Collect every line that includes the string "title".

*** DATA LINES

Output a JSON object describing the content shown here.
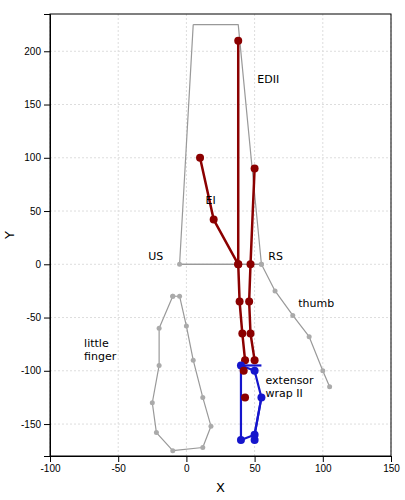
{
  "chart_data": {
    "type": "line",
    "xlabel": "X",
    "ylabel": "Y",
    "xlim": [
      -100,
      150
    ],
    "ylim": [
      -180,
      235
    ],
    "xticks": [
      -100,
      -50,
      0,
      50,
      100,
      150
    ],
    "yticks": [
      -150,
      -100,
      -50,
      0,
      50,
      100,
      150,
      200
    ],
    "grid": true,
    "series": [
      {
        "type": "line",
        "color": "#999999",
        "x": [
          5,
          38,
          55,
          -5,
          5
        ],
        "values": [
          225,
          225,
          0,
          0,
          225
        ]
      },
      {
        "type": "line",
        "color": "#999999",
        "x": [
          -10,
          -20,
          -20,
          -25,
          -22,
          -10,
          12,
          18,
          12,
          5,
          0,
          -5,
          -10
        ],
        "values": [
          -30,
          -60,
          -95,
          -130,
          -158,
          -175,
          -172,
          -152,
          -125,
          -90,
          -58,
          -30,
          -30
        ]
      },
      {
        "type": "scatter",
        "marker": "circle",
        "color": "#AAAAAA",
        "x": [
          -10,
          -20,
          -20,
          -25,
          -22,
          -10,
          12,
          18,
          12,
          5,
          0,
          -5,
          -10
        ],
        "values": [
          -30,
          -60,
          -95,
          -130,
          -158,
          -175,
          -172,
          -152,
          -125,
          -90,
          -58,
          -30,
          -30
        ]
      },
      {
        "type": "line",
        "color": "#999999",
        "x": [
          55,
          65,
          78,
          90,
          100,
          105
        ],
        "values": [
          0,
          -25,
          -48,
          -68,
          -100,
          -115
        ]
      },
      {
        "type": "scatter",
        "marker": "circle",
        "color": "#AAAAAA",
        "x": [
          55,
          65,
          78,
          90,
          100,
          105
        ],
        "values": [
          0,
          -25,
          -48,
          -68,
          -100,
          -115
        ]
      },
      {
        "type": "line",
        "color": "#999999",
        "x": [
          -5,
          55
        ],
        "values": [
          0,
          0
        ]
      },
      {
        "type": "scatter",
        "marker": "circle",
        "color": "#AAAAAA",
        "x": [
          -5,
          55
        ],
        "values": [
          0,
          0
        ]
      },
      {
        "type": "line",
        "marker": "circle",
        "color": "#8B0000",
        "x": [
          38,
          38,
          39,
          41,
          43
        ],
        "values": [
          210,
          0,
          -35,
          -65,
          -90
        ]
      },
      {
        "type": "line",
        "marker": "circle",
        "color": "#8B0000",
        "x": [
          10,
          20,
          38
        ],
        "values": [
          100,
          42,
          0
        ]
      },
      {
        "type": "line",
        "marker": "circle",
        "color": "#8B0000",
        "x": [
          50,
          47,
          46,
          47,
          50
        ],
        "values": [
          90,
          0,
          -35,
          -65,
          -90
        ]
      },
      {
        "type": "line",
        "color": "#1515CC",
        "x": [
          40,
          50,
          55,
          50,
          40
        ],
        "values": [
          -95,
          -100,
          -125,
          -160,
          -165
        ]
      },
      {
        "type": "line",
        "color": "#1515CC",
        "x": [
          55,
          50
        ],
        "values": [
          -125,
          -160
        ]
      },
      {
        "type": "line",
        "color": "#1515CC",
        "x": [
          40,
          55
        ],
        "values": [
          -95,
          -95
        ]
      },
      {
        "type": "line",
        "color": "#1515CC",
        "x": [
          40,
          40
        ],
        "values": [
          -95,
          -165
        ]
      },
      {
        "type": "scatter",
        "marker": "circle",
        "color": "#1515CC",
        "x": [
          50
        ],
        "values": [
          -165
        ]
      },
      {
        "type": "scatter",
        "marker": "circle",
        "color": "#1515CC",
        "x": [
          40,
          50,
          55,
          50,
          40
        ],
        "values": [
          -95,
          -100,
          -125,
          -160,
          -165
        ]
      },
      {
        "type": "scatter",
        "marker": "circle",
        "color": "#8B0000",
        "x": [
          42,
          43
        ],
        "values": [
          -100,
          -125
        ]
      }
    ],
    "annotations": [
      {
        "text": "EDII",
        "x": 52,
        "y": 170
      },
      {
        "text": "EI",
        "x": 14,
        "y": 57
      },
      {
        "text": "US",
        "x": -28,
        "y": 4
      },
      {
        "text": "RS",
        "x": 60,
        "y": 4
      },
      {
        "text": "thumb",
        "x": 82,
        "y": -40
      },
      {
        "text": "little\nfinger",
        "x": -75,
        "y": -90
      },
      {
        "text": "extensor\nwrap II",
        "x": 58,
        "y": -125
      }
    ]
  }
}
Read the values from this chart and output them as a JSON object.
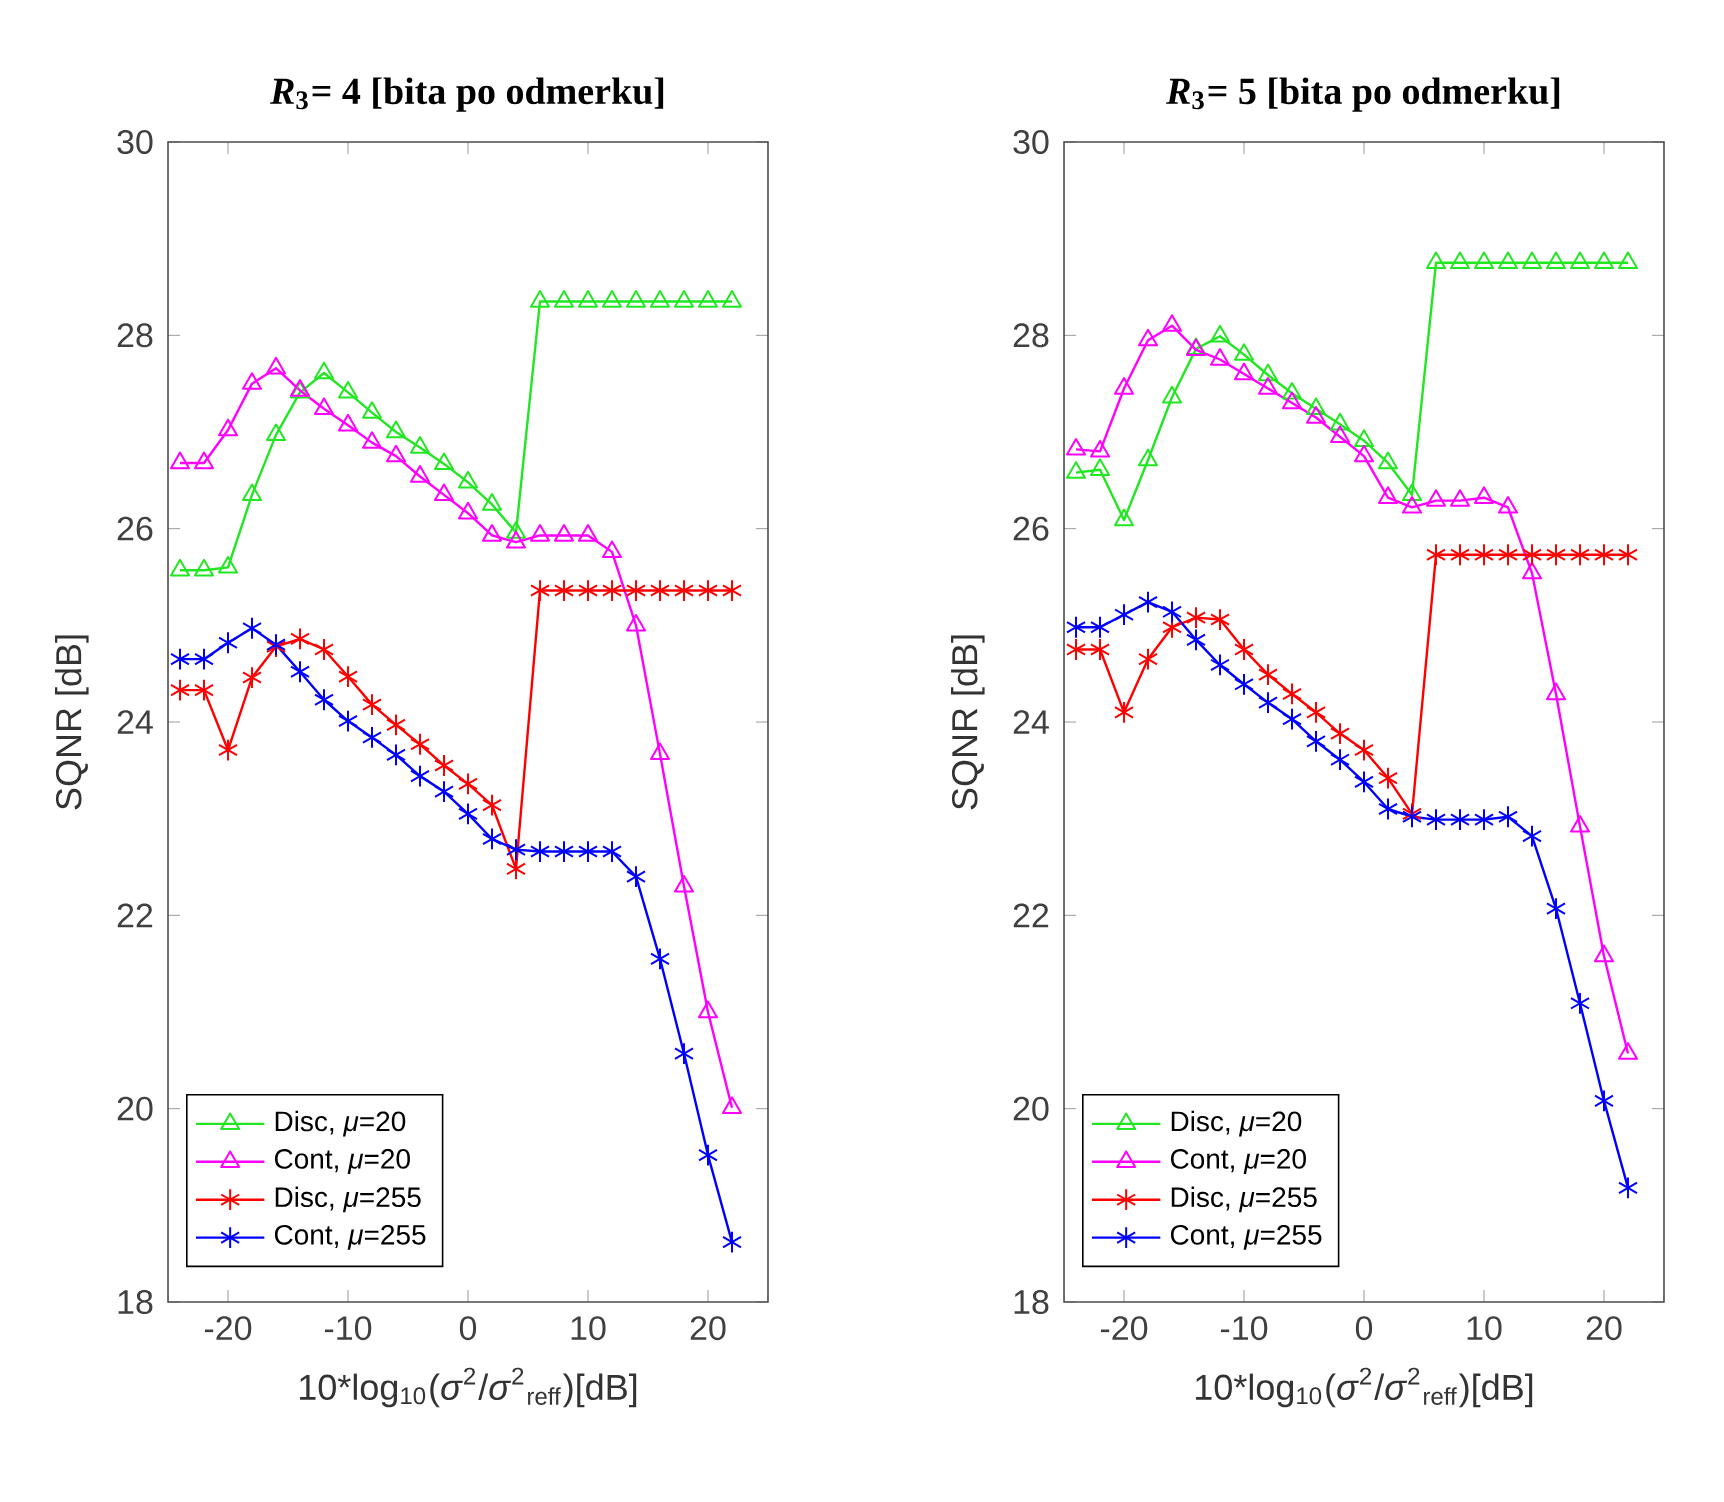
{
  "chart_data": [
    {
      "type": "line",
      "title": "*R*$_{3}$= 4 [bita po odmerku]",
      "xlabel": "10*log$_{10}$(*σ*$^{2}$/*σ*$^{2}$$_{reff}$)[dB]",
      "ylabel": "SQNR [dB]",
      "x": [
        -24,
        -22,
        -20,
        -18,
        -16,
        -14,
        -12,
        -10,
        -8,
        -6,
        -4,
        -2,
        0,
        2,
        4,
        6,
        8,
        10,
        12,
        14,
        16,
        18,
        20,
        22
      ],
      "xlim": [
        -25,
        25
      ],
      "xticks": [
        -20,
        -10,
        0,
        10,
        20
      ],
      "ylim": [
        18,
        30
      ],
      "yticks": [
        18,
        20,
        22,
        24,
        26,
        28,
        30
      ],
      "legend": "bottom left",
      "line_style": "solid",
      "series": [
        {
          "name": "Disc, *μ*=20",
          "color": "#22e622",
          "marker": "triangle",
          "values": [
            25.57,
            25.57,
            25.6,
            26.35,
            26.97,
            27.41,
            27.61,
            27.41,
            27.2,
            27.0,
            26.84,
            26.67,
            26.48,
            26.25,
            25.96,
            28.35,
            28.35,
            28.35,
            28.35,
            28.35,
            28.35,
            28.35,
            28.35,
            28.35
          ]
        },
        {
          "name": "Cont, *μ*=20",
          "color": "#ff00ff",
          "marker": "triangle",
          "values": [
            26.68,
            26.68,
            27.02,
            27.5,
            27.66,
            27.43,
            27.24,
            27.07,
            26.89,
            26.75,
            26.54,
            26.35,
            26.16,
            25.93,
            25.86,
            25.93,
            25.93,
            25.93,
            25.76,
            25.0,
            23.67,
            22.3,
            21.0,
            20.01
          ]
        },
        {
          "name": "Disc, *μ*=255",
          "color": "#ff0000",
          "marker": "cross",
          "values": [
            24.33,
            24.33,
            23.71,
            24.46,
            24.78,
            24.86,
            24.75,
            24.47,
            24.18,
            23.97,
            23.77,
            23.55,
            23.36,
            23.14,
            22.48,
            25.36,
            25.36,
            25.36,
            25.36,
            25.36,
            25.36,
            25.36,
            25.36,
            25.36
          ]
        },
        {
          "name": "Cont, *μ*=255",
          "color": "#0000ff",
          "marker": "cross",
          "values": [
            24.65,
            24.65,
            24.82,
            24.97,
            24.8,
            24.52,
            24.23,
            24.01,
            23.84,
            23.66,
            23.44,
            23.28,
            23.05,
            22.79,
            22.68,
            22.66,
            22.66,
            22.66,
            22.66,
            22.4,
            21.55,
            20.57,
            19.52,
            18.62
          ]
        }
      ]
    },
    {
      "type": "line",
      "title": "*R*$_{3}$= 5 [bita po odmerku]",
      "xlabel": "10*log$_{10}$(*σ*$^{2}$/*σ*$^{2}$$_{reff}$)[dB]",
      "ylabel": "SQNR [dB]",
      "x": [
        -24,
        -22,
        -20,
        -18,
        -16,
        -14,
        -12,
        -10,
        -8,
        -6,
        -4,
        -2,
        0,
        2,
        4,
        6,
        8,
        10,
        12,
        14,
        16,
        18,
        20,
        22
      ],
      "xlim": [
        -25,
        25
      ],
      "xticks": [
        -20,
        -10,
        0,
        10,
        20
      ],
      "ylim": [
        18,
        30
      ],
      "yticks": [
        18,
        20,
        22,
        24,
        26,
        28,
        30
      ],
      "legend": "bottom left",
      "line_style": "solid",
      "series": [
        {
          "name": "Disc, *μ*=20",
          "color": "#22e622",
          "marker": "triangle",
          "values": [
            26.58,
            26.61,
            26.09,
            26.71,
            27.36,
            27.86,
            27.99,
            27.8,
            27.59,
            27.4,
            27.24,
            27.08,
            26.91,
            26.68,
            26.35,
            28.75,
            28.75,
            28.75,
            28.75,
            28.75,
            28.75,
            28.75,
            28.75,
            28.75
          ]
        },
        {
          "name": "Cont, *μ*=20",
          "color": "#ff00ff",
          "marker": "triangle",
          "values": [
            26.82,
            26.8,
            27.45,
            27.95,
            28.1,
            27.85,
            27.75,
            27.6,
            27.45,
            27.3,
            27.15,
            26.95,
            26.75,
            26.32,
            26.22,
            26.29,
            26.29,
            26.32,
            26.22,
            25.54,
            24.29,
            22.92,
            21.58,
            20.57
          ]
        },
        {
          "name": "Disc, *μ*=255",
          "color": "#ff0000",
          "marker": "cross",
          "values": [
            24.75,
            24.75,
            24.1,
            24.65,
            24.98,
            25.08,
            25.06,
            24.75,
            24.49,
            24.29,
            24.1,
            23.88,
            23.71,
            23.42,
            23.05,
            25.73,
            25.73,
            25.73,
            25.73,
            25.73,
            25.73,
            25.73,
            25.73,
            25.73
          ]
        },
        {
          "name": "Cont, *μ*=255",
          "color": "#0000ff",
          "marker": "cross",
          "values": [
            24.98,
            24.98,
            25.11,
            25.24,
            25.14,
            24.85,
            24.59,
            24.39,
            24.2,
            24.03,
            23.8,
            23.61,
            23.38,
            23.1,
            23.02,
            22.99,
            22.99,
            22.99,
            23.02,
            22.82,
            22.07,
            21.09,
            20.08,
            19.18
          ]
        }
      ]
    }
  ]
}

******

■ ANSWER TO THIS PROBLEM ■
      "title": "*R*$_{3}$= 4 [bita po odmerku]",
      "title": "*R*$_{3}$= 5 [bita po odmerku]",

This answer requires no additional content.